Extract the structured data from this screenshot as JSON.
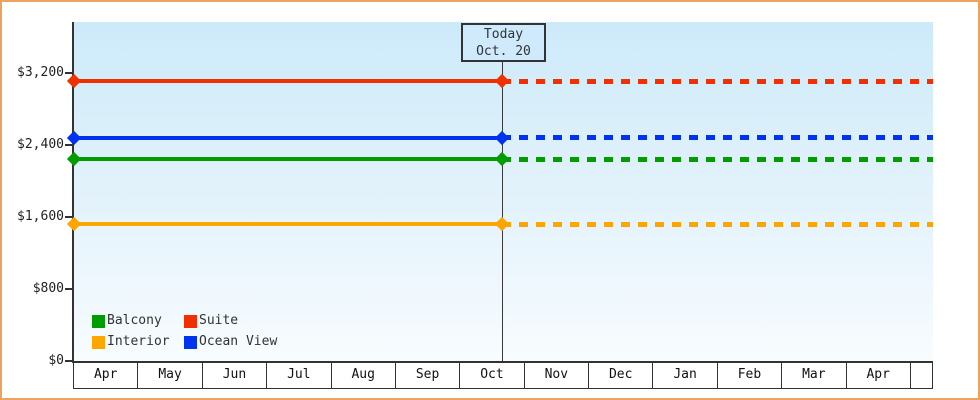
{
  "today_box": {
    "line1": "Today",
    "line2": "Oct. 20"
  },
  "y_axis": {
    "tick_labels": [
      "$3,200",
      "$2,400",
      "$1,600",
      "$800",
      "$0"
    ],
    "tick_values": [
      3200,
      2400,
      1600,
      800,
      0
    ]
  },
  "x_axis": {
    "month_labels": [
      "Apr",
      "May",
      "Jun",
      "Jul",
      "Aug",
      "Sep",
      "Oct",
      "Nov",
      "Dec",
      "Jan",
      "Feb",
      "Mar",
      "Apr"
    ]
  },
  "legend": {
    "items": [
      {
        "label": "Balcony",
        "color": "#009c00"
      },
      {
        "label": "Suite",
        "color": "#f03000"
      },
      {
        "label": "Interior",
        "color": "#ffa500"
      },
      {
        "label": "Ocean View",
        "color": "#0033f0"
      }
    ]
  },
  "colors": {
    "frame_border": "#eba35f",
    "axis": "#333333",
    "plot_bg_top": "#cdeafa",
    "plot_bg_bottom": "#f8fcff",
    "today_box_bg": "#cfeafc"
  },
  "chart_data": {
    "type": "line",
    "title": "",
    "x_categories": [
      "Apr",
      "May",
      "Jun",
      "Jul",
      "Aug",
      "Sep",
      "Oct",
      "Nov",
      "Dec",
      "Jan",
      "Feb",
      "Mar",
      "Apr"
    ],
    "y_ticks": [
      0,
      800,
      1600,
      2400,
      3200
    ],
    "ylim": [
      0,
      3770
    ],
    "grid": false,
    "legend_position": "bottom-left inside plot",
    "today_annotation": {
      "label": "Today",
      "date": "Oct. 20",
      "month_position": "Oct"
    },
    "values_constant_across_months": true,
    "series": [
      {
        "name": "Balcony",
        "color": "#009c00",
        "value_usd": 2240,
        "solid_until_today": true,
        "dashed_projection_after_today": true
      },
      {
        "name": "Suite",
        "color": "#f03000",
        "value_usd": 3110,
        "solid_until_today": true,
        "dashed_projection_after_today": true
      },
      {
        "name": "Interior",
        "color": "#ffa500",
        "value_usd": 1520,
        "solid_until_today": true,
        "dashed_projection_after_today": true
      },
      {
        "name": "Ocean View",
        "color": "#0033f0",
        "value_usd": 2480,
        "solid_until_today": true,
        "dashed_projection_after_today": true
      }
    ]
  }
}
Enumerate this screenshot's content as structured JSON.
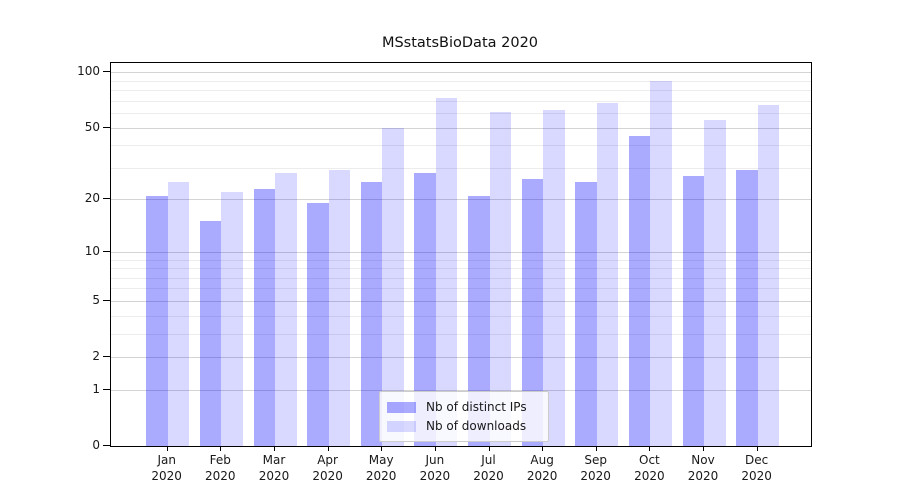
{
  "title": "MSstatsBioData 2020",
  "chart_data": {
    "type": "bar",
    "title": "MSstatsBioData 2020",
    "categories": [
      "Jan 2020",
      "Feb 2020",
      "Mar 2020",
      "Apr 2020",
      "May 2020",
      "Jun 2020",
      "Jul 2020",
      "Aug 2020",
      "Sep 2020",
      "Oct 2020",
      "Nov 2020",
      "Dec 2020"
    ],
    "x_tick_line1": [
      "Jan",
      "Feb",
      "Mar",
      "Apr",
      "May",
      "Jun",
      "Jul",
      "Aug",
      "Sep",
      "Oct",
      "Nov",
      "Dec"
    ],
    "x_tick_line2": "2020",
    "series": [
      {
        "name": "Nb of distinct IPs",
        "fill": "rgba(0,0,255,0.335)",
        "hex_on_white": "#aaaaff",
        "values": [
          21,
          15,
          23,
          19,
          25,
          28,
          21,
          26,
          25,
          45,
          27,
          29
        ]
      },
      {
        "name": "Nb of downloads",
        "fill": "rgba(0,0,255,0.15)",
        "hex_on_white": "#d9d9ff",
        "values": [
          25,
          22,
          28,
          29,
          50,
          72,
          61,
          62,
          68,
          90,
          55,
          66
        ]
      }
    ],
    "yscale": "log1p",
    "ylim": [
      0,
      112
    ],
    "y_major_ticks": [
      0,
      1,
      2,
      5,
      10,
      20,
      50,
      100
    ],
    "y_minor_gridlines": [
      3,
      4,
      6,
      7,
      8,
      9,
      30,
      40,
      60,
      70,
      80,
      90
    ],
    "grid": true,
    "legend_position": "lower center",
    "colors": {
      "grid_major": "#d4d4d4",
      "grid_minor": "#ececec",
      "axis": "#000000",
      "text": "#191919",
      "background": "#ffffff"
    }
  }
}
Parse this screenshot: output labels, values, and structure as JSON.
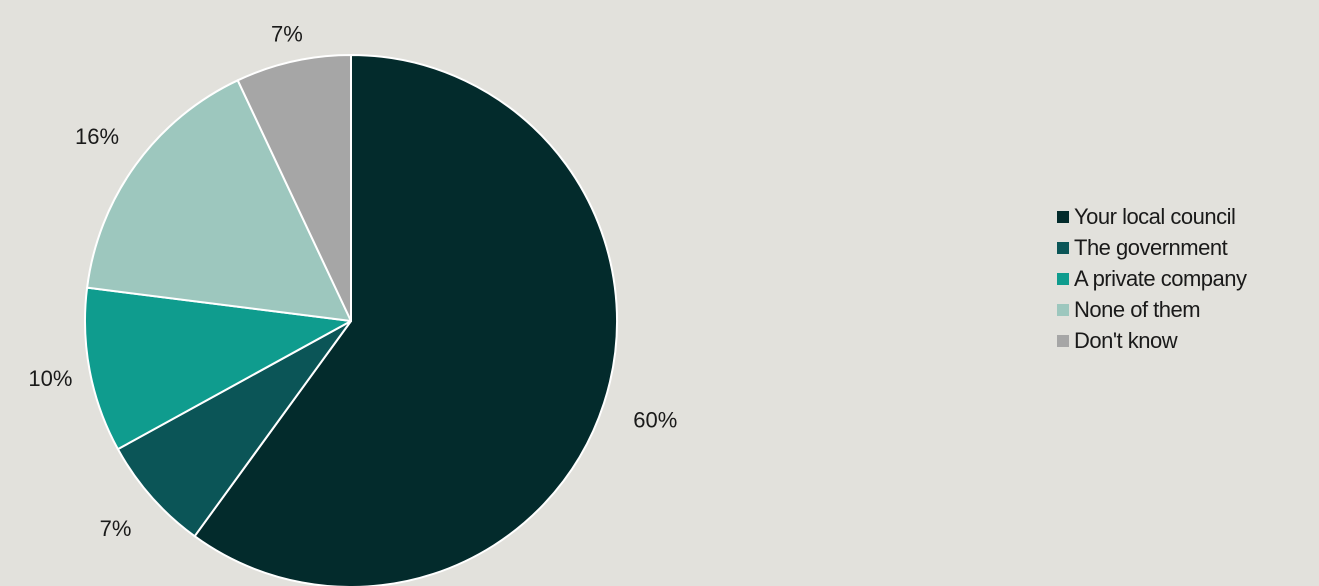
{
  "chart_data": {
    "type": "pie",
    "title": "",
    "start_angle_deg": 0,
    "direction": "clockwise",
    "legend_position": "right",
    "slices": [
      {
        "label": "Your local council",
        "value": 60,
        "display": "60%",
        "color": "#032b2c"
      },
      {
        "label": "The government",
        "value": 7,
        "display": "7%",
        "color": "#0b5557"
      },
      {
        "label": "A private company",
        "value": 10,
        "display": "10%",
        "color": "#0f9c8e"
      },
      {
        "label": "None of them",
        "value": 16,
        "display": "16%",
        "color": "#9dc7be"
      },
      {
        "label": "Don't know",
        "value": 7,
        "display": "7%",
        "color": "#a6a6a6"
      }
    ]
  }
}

+---+

▶ Aim of the task
Each line above that holds the string "this" should be copied and shown.

▶ Written response
Extract the structured data from this screenshot as JSON.
Enumerate this screenshot's content as structured JSON.
Parse this screenshot: output labels, values, and structure as JSON.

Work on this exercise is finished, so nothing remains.